DATA PROVIDED =>
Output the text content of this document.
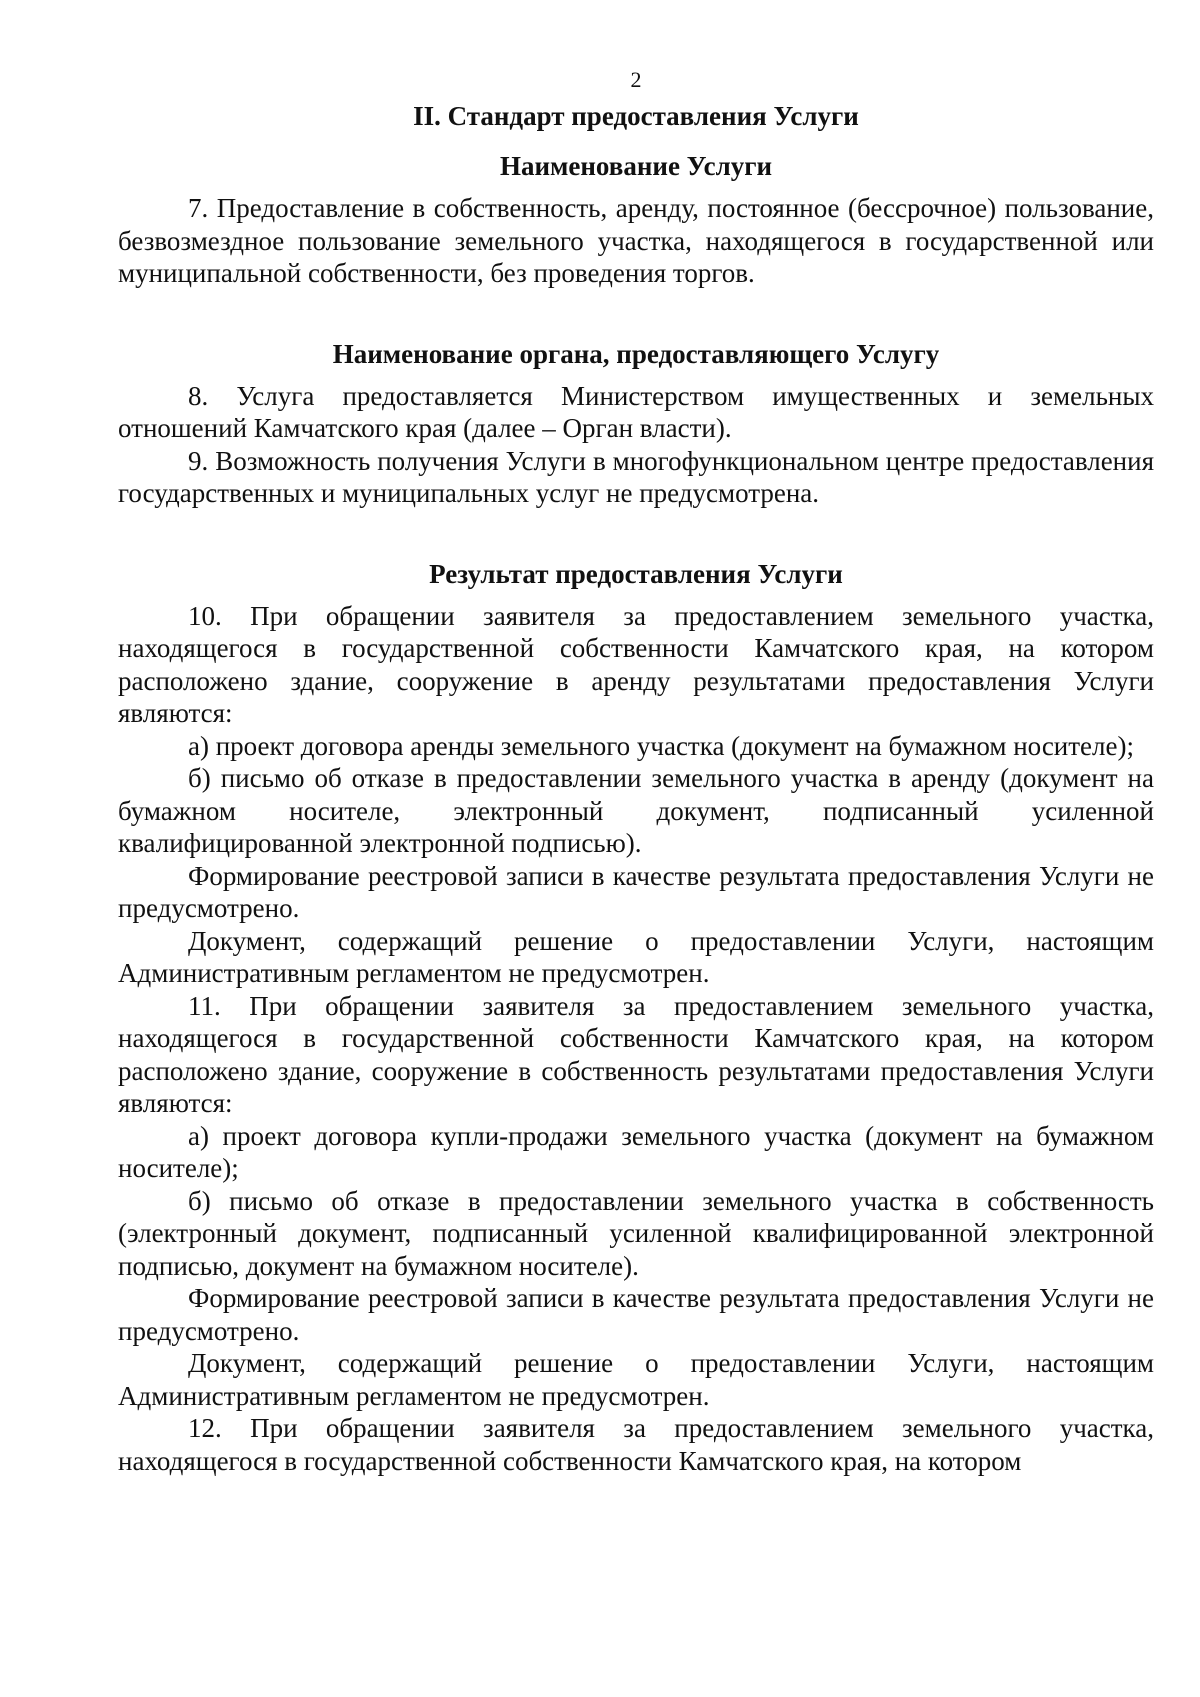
2
II. Стандарт предоставления Услуги
Наименование Услуги

7. Предоставление в собственность, аренду, постоянное (бессрочное) пользование, безвозмездное пользование земельного участка, находящегося в государственной или муниципальной собственности, без проведения торгов.

Наименование органа, предоставляющего Услугу

8. Услуга предоставляется Министерством имущественных и земельных отношений Камчатского края (далее – Орган власти).

9. Возможность получения Услуги в многофункциональном центре предоставления государственных и муниципальных услуг не предусмотрена.

Результат предоставления Услуги

10. При обращении заявителя за предоставлением земельного участка, находящегося в государственной собственности Камчатского края, на котором расположено здание, сооружение в аренду результатами предоставления Услуги являются:

а) проект договора аренды земельного участка (документ на бумажном носителе);

б) письмо об отказе в предоставлении земельного участка в аренду (документ на бумажном носителе, электронный документ, подписанный усиленной квалифицированной электронной подписью).

Формирование реестровой записи в качестве результата предоставления Услуги не предусмотрено.

Документ, содержащий решение о предоставлении Услуги, настоящим Административным регламентом не предусмотрен.

11. При обращении заявителя за предоставлением земельного участка, находящегося в государственной собственности Камчатского края, на котором расположено здание, сооружение в собственность результатами предоставления Услуги являются:

а) проект договора купли-продажи земельного участка (документ на бумажном носителе);

б) письмо об отказе в предоставлении земельного участка в собственность (электронный документ, подписанный усиленной квалифицированной электронной подписью, документ на бумажном носителе).

Формирование реестровой записи в качестве результата предоставления Услуги не предусмотрено.

Документ, содержащий решение о предоставлении Услуги, настоящим Административным регламентом не предусмотрен.

12. При обращении заявителя за предоставлением земельного участка, находящегося в государственной собственности Камчатского края, на котором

EXERCISE DESCRIPTION => Pictures are excluded; copy every other part of the records exactly.

REPLY TO THE EXERCISE =>
Output the text content of this document.
2
II. Стандарт предоставления Услуги
Наименование Услуги

7. Предоставление в собственность, аренду, постоянное (бессрочное) пользование, безвозмездное пользование земельного участка, находящегося в государственной или муниципальной собственности, без проведения торгов.

Наименование органа, предоставляющего Услугу

8. Услуга предоставляется Министерством имущественных и земельных отношений Камчатского края (далее – Орган власти).

9. Возможность получения Услуги в многофункциональном центре предоставления государственных и муниципальных услуг не предусмотрена.

Результат предоставления Услуги

10. При обращении заявителя за предоставлением земельного участка, находящегося в государственной собственности Камчатского края, на котором расположено здание, сооружение в аренду результатами предоставления Услуги являются:

а) проект договора аренды земельного участка (документ на бумажном носителе);

б) письмо об отказе в предоставлении земельного участка в аренду (документ на бумажном носителе, электронный документ, подписанный усиленной квалифицированной электронной подписью).

Формирование реестровой записи в качестве результата предоставления Услуги не предусмотрено.

Документ, содержащий решение о предоставлении Услуги, настоящим Административным регламентом не предусмотрен.

11. При обращении заявителя за предоставлением земельного участка, находящегося в государственной собственности Камчатского края, на котором расположено здание, сооружение в собственность результатами предоставления Услуги являются:

а) проект договора купли-продажи земельного участка (документ на бумажном носителе);

б) письмо об отказе в предоставлении земельного участка в собственность (электронный документ, подписанный усиленной квалифицированной электронной подписью, документ на бумажном носителе).

Формирование реестровой записи в качестве результата предоставления Услуги не предусмотрено.

Документ, содержащий решение о предоставлении Услуги, настоящим Административным регламентом не предусмотрен.

12. При обращении заявителя за предоставлением земельного участка, находящегося в государственной собственности Камчатского края, на котором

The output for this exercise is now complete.